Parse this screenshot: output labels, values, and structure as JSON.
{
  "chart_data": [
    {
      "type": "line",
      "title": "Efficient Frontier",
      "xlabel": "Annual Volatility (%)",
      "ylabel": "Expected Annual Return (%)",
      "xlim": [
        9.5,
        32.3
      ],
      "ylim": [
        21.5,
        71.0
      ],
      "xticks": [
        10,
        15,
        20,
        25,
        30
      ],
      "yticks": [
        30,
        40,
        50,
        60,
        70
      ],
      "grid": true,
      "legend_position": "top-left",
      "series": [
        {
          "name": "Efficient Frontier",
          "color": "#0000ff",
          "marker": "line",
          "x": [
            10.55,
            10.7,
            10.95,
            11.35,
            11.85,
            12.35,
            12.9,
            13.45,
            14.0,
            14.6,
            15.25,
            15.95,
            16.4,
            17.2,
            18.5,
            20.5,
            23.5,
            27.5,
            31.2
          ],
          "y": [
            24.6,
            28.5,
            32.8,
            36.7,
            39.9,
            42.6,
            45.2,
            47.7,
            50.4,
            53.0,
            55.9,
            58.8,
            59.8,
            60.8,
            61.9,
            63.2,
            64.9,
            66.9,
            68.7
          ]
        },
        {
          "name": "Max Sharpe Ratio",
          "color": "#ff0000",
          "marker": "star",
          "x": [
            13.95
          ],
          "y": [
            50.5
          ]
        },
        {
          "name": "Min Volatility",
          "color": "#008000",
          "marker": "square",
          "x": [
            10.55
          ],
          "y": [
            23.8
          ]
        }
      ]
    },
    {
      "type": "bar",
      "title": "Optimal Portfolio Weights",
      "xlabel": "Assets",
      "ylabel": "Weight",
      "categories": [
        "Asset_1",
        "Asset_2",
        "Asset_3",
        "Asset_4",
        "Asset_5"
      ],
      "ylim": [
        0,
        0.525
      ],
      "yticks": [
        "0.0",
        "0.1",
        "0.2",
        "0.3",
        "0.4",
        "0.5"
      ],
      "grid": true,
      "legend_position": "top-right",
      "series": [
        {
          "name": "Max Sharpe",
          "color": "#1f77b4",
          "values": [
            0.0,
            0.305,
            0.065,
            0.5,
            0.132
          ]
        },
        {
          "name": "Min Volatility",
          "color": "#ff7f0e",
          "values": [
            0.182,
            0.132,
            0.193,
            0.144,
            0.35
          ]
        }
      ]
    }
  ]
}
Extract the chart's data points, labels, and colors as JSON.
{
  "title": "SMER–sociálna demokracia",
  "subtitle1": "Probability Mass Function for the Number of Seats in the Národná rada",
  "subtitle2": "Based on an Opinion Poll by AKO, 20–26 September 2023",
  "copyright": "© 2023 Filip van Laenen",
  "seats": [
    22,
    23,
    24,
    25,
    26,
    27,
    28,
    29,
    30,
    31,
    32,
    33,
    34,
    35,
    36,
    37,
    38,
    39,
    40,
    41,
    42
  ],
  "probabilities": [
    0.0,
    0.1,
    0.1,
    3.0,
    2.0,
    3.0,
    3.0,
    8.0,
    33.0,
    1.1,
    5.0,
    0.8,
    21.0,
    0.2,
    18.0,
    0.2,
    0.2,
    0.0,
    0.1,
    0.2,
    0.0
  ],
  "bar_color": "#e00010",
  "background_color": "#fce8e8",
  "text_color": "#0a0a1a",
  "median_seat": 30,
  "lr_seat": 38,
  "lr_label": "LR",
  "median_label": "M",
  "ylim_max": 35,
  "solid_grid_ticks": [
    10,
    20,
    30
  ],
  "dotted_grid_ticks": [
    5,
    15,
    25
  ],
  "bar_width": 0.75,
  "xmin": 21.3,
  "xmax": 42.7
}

::::

§ Problem details:
From the records, copy every line that has the string "labels" in it.

§ Full solution:
Parse this screenshot: output labels, values, and structure as JSON.
Extract the chart's data points, labels, and colors as JSON.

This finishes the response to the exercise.